* Given exercise *
Return all lines in the material below that contain "JSON".

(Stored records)
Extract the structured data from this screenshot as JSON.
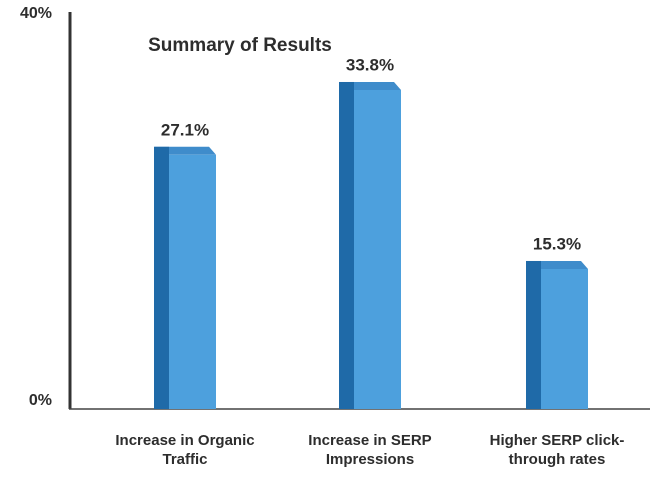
{
  "chart_data": {
    "type": "bar",
    "title": "Summary of Results",
    "categories": [
      "Increase in Organic Traffic",
      "Increase in SERP Impressions",
      "Higher SERP click-through rates"
    ],
    "values": [
      27.1,
      33.8,
      15.3
    ],
    "value_labels": [
      "27.1%",
      "33.8%",
      "15.3%"
    ],
    "color": "#4da0dd",
    "ylim": [
      0,
      40
    ],
    "yticks": [
      {
        "value": 0,
        "label": "0%"
      },
      {
        "value": 40,
        "label": "40%"
      }
    ]
  }
}
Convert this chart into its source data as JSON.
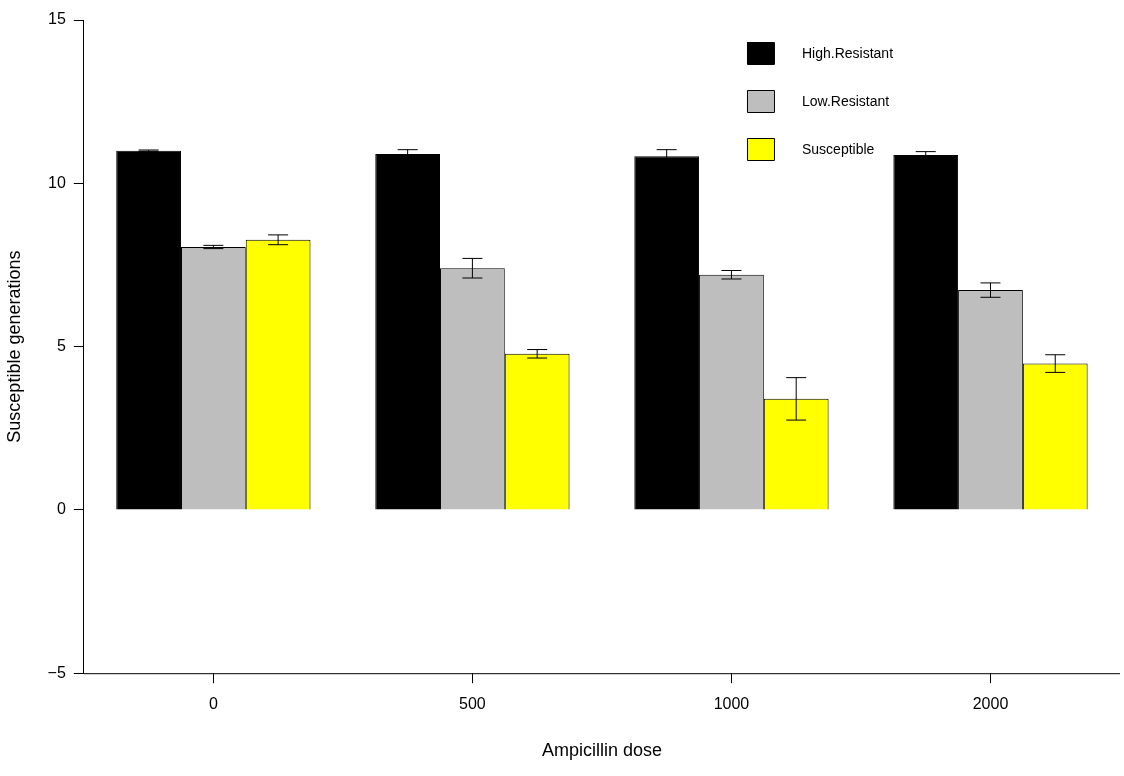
{
  "chart_data": {
    "type": "bar",
    "xlabel": "Ampicillin dose",
    "ylabel": "Susceptible generations",
    "categories": [
      "0",
      "500",
      "1000",
      "2000"
    ],
    "ylim": [
      -5,
      15
    ],
    "yticks": [
      -5,
      0,
      5,
      10,
      15
    ],
    "grid": false,
    "legend": "top right",
    "series": [
      {
        "name": "High.Resistant",
        "color": "#000000",
        "values": [
          11.0,
          10.9,
          10.83,
          10.87
        ],
        "errors": [
          0.02,
          0.13,
          0.2,
          0.1
        ]
      },
      {
        "name": "Low.Resistant",
        "color": "#bebebe",
        "values": [
          8.05,
          7.4,
          7.2,
          6.73
        ],
        "errors": [
          0.05,
          0.3,
          0.13,
          0.22
        ]
      },
      {
        "name": "Susceptible",
        "color": "#ffff00",
        "values": [
          8.27,
          4.78,
          3.4,
          4.48
        ],
        "errors": [
          0.15,
          0.13,
          0.65,
          0.27
        ]
      }
    ]
  }
}
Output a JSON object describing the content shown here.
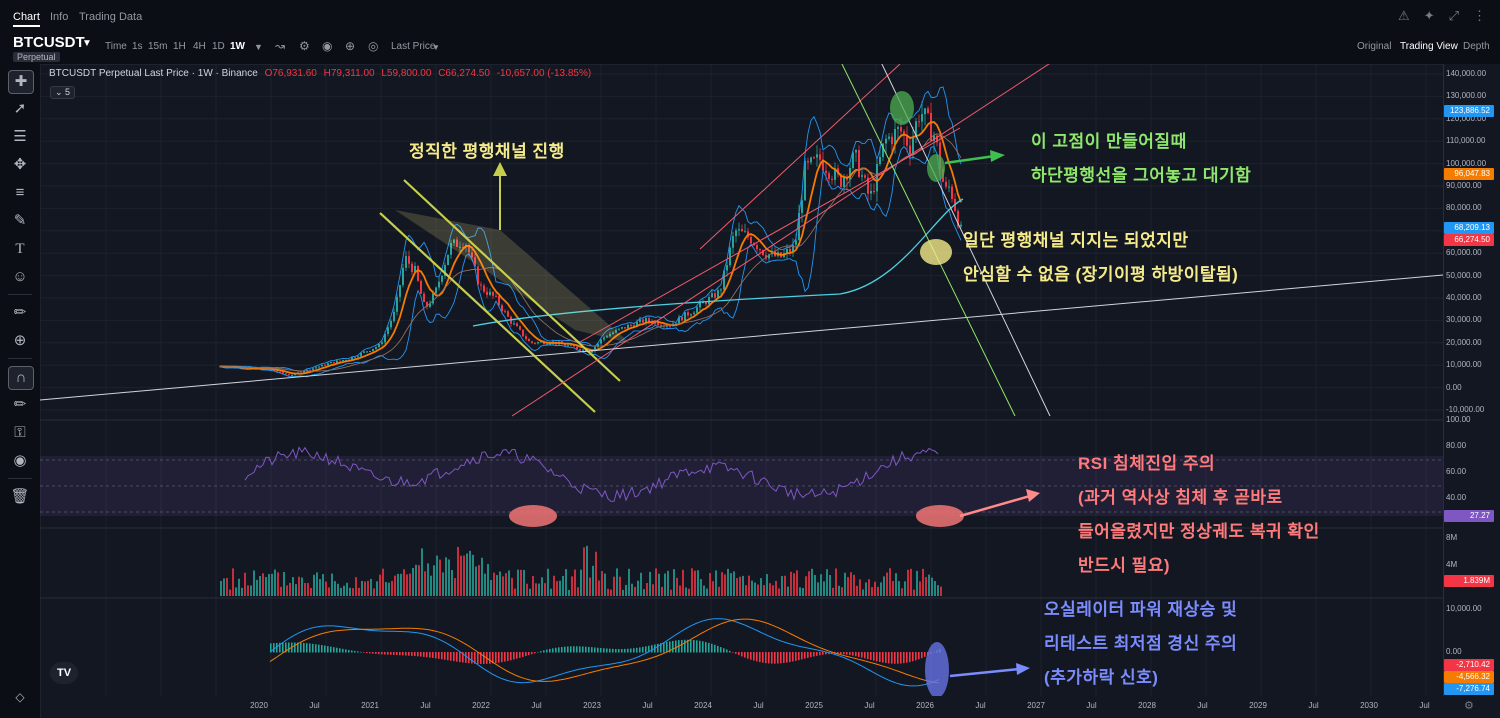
{
  "tabs": [
    {
      "label": "Chart"
    },
    {
      "label": "Info"
    },
    {
      "label": "Trading Data"
    }
  ],
  "header_icons": [
    "bell-icon",
    "sparkle-icon",
    "expand-icon",
    "more-icon"
  ],
  "toolbar": {
    "symbol": "BTCUSDT",
    "badge": "Perpetual",
    "time_label": "Time",
    "intervals": [
      "1s",
      "15m",
      "1H",
      "4H",
      "1D",
      "1W"
    ],
    "active_interval": "1W",
    "price_type": "Last Price",
    "views": [
      "Original",
      "Trading View",
      "Depth"
    ],
    "active_view": "Trading View"
  },
  "legend": {
    "title": "BTCUSDT Perpetual Last Price · 1W · Binance",
    "open": "O76,931.60",
    "high": "H79,311.00",
    "low": "L59,800.00",
    "close": "C66,274.50",
    "change": "-10,657.00 (-13.85%)",
    "indicator_count": "5"
  },
  "price_axis": {
    "ticks": [
      "140,000.00",
      "130,000.00",
      "120,000.00",
      "110,000.00",
      "100,000.00",
      "90,000.00",
      "80,000.00",
      "70,000.00",
      "60,000.00",
      "50,000.00",
      "40,000.00",
      "30,000.00",
      "20,000.00",
      "10,000.00",
      "0.00",
      "-10,000.00"
    ],
    "badges": [
      {
        "value": "123,886.52",
        "color": "#2196f3"
      },
      {
        "value": "96,047.83",
        "color": "#f57c00"
      },
      {
        "value": "68,209.13",
        "color": "#2196f3"
      },
      {
        "value": "66,274.50",
        "color": "#f23645"
      }
    ]
  },
  "rsi_axis": {
    "ticks": [
      "100.00",
      "80.00",
      "60.00",
      "40.00"
    ],
    "badge": "27.27",
    "badge_color": "#7e57c2"
  },
  "volume_axis": {
    "ticks": [
      "8M",
      "4M"
    ],
    "badge": "1.839M",
    "badge_color": "#f23645"
  },
  "osc_axis": {
    "ticks": [
      "10,000.00",
      "0.00"
    ],
    "badges": [
      {
        "value": "-2,710.42",
        "color": "#f23645"
      },
      {
        "value": "-4,566.32",
        "color": "#f57c00"
      },
      {
        "value": "-7,276.74",
        "color": "#2196f3"
      }
    ]
  },
  "date_axis": [
    "2020",
    "Jul",
    "2021",
    "Jul",
    "2022",
    "Jul",
    "2023",
    "Jul",
    "2024",
    "Jul",
    "2025",
    "Jul",
    "2026",
    "Jul",
    "2027",
    "Jul",
    "2028",
    "Jul",
    "2029",
    "Jul",
    "2030",
    "Jul"
  ],
  "annotations": {
    "channel_note": "정직한 평행채널 진행",
    "high_note_1": "이 고점이 만들어질때",
    "high_note_2": "하단평행선을 그어놓고 대기함",
    "support_note_1": "일단 평행채널 지지는 되었지만",
    "support_note_2": "안심할 수 없음 (장기이평 하방이탈됨)",
    "rsi_note_1": "RSI 침체진입 주의",
    "rsi_note_2": "(과거 역사상 침체 후 곧바로",
    "rsi_note_3": "들어올렸지만 정상궤도 복귀 확인",
    "rsi_note_4": "반드시 필요)",
    "osc_note_1": "오실레이터 파워 재상승 및",
    "osc_note_2": "리테스트 최저점 경신 주의",
    "osc_note_3": "(추가하락 신호)"
  },
  "colors": {
    "background": "#131722",
    "candle_up": "#26a69a",
    "candle_down": "#f23645",
    "ema_orange": "#f57c00",
    "bollinger": "#2196f3",
    "ma_teal": "#4dd0e1",
    "rsi": "#7e57c2",
    "annotation_yellow": "#f5eb8a",
    "annotation_green": "#8ee66a",
    "annotation_red": "#ff7b7b",
    "annotation_blue": "#7b8cff"
  },
  "logo_text": "TV"
}
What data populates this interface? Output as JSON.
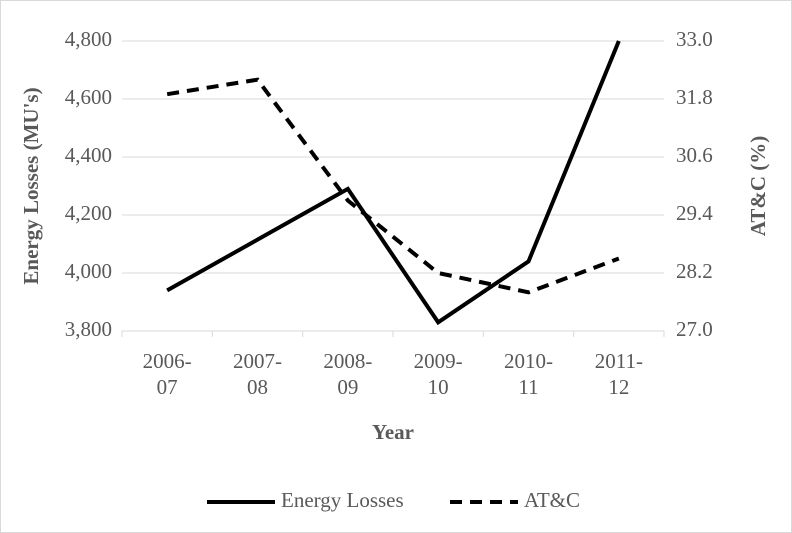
{
  "chart_data": {
    "type": "line",
    "x_label": "Year",
    "y_label": "Energy Losses (MU's)",
    "y2_label": "AT&C (%)",
    "categories": [
      "2006-07",
      "2007-08",
      "2008-09",
      "2009-10",
      "2010-11",
      "2011-12"
    ],
    "series": [
      {
        "name": "Energy Losses",
        "color": "#000000",
        "dash": "solid",
        "values": [
          3940,
          4115,
          4290,
          3830,
          4040,
          4800
        ]
      },
      {
        "name": "AT&C",
        "color": "#000000",
        "dash": "dashed",
        "axis": "y2",
        "values": [
          31.9,
          32.2,
          29.7,
          28.2,
          27.8,
          28.5
        ]
      }
    ],
    "ylim": [
      3800,
      4800
    ],
    "yticks": [
      {
        "value": 3800,
        "label": "3,800"
      },
      {
        "value": 4000,
        "label": "4,000"
      },
      {
        "value": 4200,
        "label": "4,200"
      },
      {
        "value": 4400,
        "label": "4,400"
      },
      {
        "value": 4600,
        "label": "4,600"
      },
      {
        "value": 4800,
        "label": "4,800"
      }
    ],
    "y2lim": [
      27.0,
      33.0
    ],
    "y2ticks": [
      {
        "value": 27.0,
        "label": "27.0"
      },
      28.2,
      29.4,
      30.6,
      31.8,
      {
        "value": 33.0,
        "label": "33.0"
      }
    ],
    "grid": true,
    "legend": "bottom"
  }
}
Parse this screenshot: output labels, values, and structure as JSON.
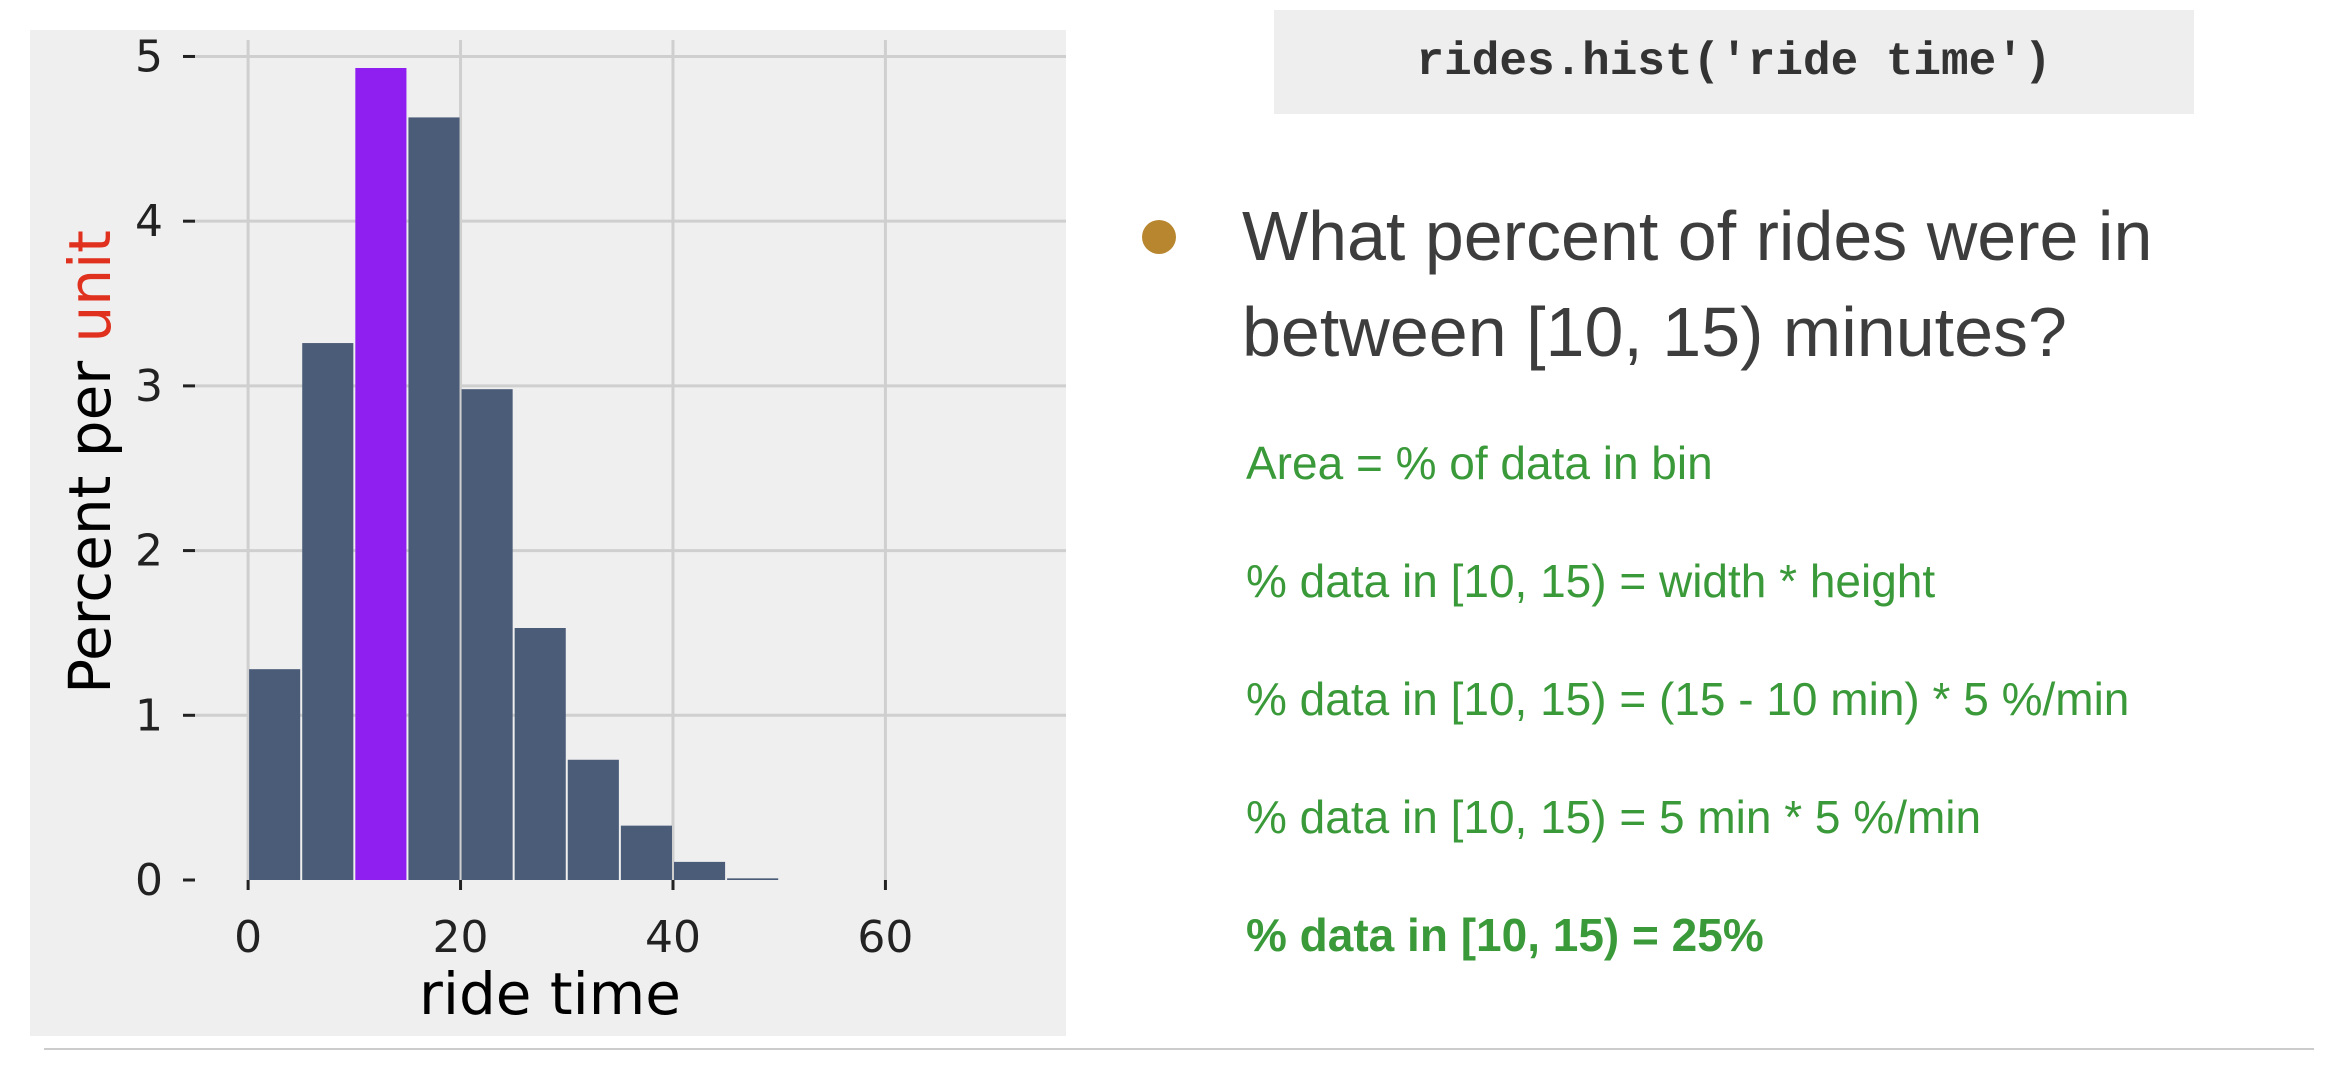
{
  "chart_data": {
    "type": "bar",
    "bin_edges": [
      0,
      5,
      10,
      15,
      20,
      25,
      30,
      35,
      40,
      45,
      50
    ],
    "values": [
      1.28,
      3.26,
      4.93,
      4.63,
      2.98,
      1.53,
      0.73,
      0.33,
      0.11,
      0.01
    ],
    "highlight_bin": 2,
    "colors": {
      "bar": "#4b5c78",
      "highlight": "#8f1ff0",
      "grid": "#cfcfcf",
      "ylabel_accent": "#e0301e"
    },
    "xlabel": "ride time",
    "ylabel_prefix": "Percent per ",
    "ylabel_accent": "unit",
    "xticks": [
      0,
      20,
      40,
      60
    ],
    "yticks": [
      0,
      1,
      2,
      3,
      4,
      5
    ],
    "xlim": [
      -5,
      77
    ],
    "ylim": [
      0,
      5.1
    ],
    "grid": true
  },
  "code": "rides.hist('ride time')",
  "question": "What percent of rides were in between [10, 15) minutes?",
  "steps": [
    "Area = % of data in bin",
    "% data in [10, 15) = width * height",
    "% data in [10, 15) = (15 - 10 min) * 5 %/min",
    "% data in [10, 15) = 5 min * 5 %/min",
    "% data in [10, 15) = 25%"
  ]
}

* Answer to this task *
Extract the structured data from this screenshot as JSON.
Convert this chart into its source data as JSON.
Output a JSON object describing the content shown here.
What data populates this interface? Output as JSON.
Parse this screenshot: output labels, values, and structure as JSON.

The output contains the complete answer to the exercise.